* EXERCISE REQUIREMENTS *
Reproduce exactly, with no other output, every line of the data below from the line containing "Read all visible content and emit it as JSON." to the end, inclusive.
'''
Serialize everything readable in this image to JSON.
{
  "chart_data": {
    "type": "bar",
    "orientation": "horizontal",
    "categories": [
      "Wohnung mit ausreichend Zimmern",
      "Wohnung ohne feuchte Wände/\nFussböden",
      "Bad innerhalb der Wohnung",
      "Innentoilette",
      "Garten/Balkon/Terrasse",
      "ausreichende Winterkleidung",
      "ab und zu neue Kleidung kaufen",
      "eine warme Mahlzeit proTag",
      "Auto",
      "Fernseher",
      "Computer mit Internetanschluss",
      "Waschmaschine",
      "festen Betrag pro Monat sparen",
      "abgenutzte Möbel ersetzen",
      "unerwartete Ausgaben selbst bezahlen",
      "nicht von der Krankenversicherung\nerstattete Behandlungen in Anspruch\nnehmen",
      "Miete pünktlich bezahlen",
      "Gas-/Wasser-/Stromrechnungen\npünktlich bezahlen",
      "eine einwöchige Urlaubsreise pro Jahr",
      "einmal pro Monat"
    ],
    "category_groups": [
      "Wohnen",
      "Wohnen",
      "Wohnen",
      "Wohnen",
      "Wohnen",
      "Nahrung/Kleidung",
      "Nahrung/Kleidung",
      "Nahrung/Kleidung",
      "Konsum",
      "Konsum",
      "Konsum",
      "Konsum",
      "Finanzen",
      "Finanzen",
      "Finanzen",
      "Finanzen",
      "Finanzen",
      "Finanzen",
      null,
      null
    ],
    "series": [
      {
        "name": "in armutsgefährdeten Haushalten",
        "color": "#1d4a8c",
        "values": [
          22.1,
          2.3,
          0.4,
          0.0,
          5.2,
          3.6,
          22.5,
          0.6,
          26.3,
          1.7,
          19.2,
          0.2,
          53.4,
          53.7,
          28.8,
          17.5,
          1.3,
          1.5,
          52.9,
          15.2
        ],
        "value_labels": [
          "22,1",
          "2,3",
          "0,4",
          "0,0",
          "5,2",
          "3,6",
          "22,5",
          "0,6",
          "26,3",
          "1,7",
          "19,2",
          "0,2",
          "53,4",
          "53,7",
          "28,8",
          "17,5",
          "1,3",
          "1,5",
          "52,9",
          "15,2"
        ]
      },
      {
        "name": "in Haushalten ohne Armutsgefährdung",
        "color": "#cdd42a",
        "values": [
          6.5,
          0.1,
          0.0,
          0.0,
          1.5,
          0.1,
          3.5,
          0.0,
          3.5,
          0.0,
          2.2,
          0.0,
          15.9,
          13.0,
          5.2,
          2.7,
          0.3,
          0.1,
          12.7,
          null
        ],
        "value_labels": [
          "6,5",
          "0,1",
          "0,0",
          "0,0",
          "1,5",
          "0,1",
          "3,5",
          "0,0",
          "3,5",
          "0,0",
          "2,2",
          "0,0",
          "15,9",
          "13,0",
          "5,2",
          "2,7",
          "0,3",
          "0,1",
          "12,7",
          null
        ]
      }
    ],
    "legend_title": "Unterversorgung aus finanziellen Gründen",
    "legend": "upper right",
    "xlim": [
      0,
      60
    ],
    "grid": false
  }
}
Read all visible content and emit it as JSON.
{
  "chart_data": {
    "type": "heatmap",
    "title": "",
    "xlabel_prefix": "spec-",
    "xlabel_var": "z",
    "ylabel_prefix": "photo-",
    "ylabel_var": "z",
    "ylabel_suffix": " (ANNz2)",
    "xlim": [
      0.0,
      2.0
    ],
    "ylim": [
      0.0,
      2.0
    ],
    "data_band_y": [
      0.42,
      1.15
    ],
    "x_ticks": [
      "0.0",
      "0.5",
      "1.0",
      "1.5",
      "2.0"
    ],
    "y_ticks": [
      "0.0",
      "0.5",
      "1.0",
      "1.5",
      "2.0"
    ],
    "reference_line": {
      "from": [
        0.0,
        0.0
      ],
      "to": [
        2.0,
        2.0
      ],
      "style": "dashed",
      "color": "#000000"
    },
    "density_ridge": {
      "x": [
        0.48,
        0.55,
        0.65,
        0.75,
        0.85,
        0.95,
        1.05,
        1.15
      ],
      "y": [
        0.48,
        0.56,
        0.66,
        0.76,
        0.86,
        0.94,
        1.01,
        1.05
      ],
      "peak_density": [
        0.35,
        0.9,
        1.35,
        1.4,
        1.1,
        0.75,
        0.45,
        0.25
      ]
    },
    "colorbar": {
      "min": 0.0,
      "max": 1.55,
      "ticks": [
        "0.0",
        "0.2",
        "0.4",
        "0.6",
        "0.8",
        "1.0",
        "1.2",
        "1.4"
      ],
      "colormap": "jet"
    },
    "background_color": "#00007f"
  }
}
'''
* OUTPUT FOR THIS EXERCISE *
Read all visible content and emit it as JSON.
{
  "chart_data": {
    "type": "heatmap",
    "title": "",
    "xlabel_prefix": "spec-",
    "xlabel_var": "z",
    "ylabel_prefix": "photo-",
    "ylabel_var": "z",
    "ylabel_suffix": " (ANNz2)",
    "xlim": [
      0.0,
      2.0
    ],
    "ylim": [
      0.0,
      2.0
    ],
    "data_band_y": [
      0.42,
      1.15
    ],
    "x_ticks": [
      "0.0",
      "0.5",
      "1.0",
      "1.5",
      "2.0"
    ],
    "y_ticks": [
      "0.0",
      "0.5",
      "1.0",
      "1.5",
      "2.0"
    ],
    "reference_line": {
      "from": [
        0.0,
        0.0
      ],
      "to": [
        2.0,
        2.0
      ],
      "style": "dashed",
      "color": "#000000"
    },
    "density_ridge": {
      "x": [
        0.48,
        0.55,
        0.65,
        0.75,
        0.85,
        0.95,
        1.05,
        1.15
      ],
      "y": [
        0.48,
        0.56,
        0.66,
        0.76,
        0.86,
        0.94,
        1.01,
        1.05
      ],
      "peak_density": [
        0.35,
        0.9,
        1.35,
        1.4,
        1.1,
        0.75,
        0.45,
        0.25
      ]
    },
    "colorbar": {
      "min": 0.0,
      "max": 1.55,
      "ticks": [
        "0.0",
        "0.2",
        "0.4",
        "0.6",
        "0.8",
        "1.0",
        "1.2",
        "1.4"
      ],
      "colormap": "jet"
    },
    "background_color": "#00007f"
  }
}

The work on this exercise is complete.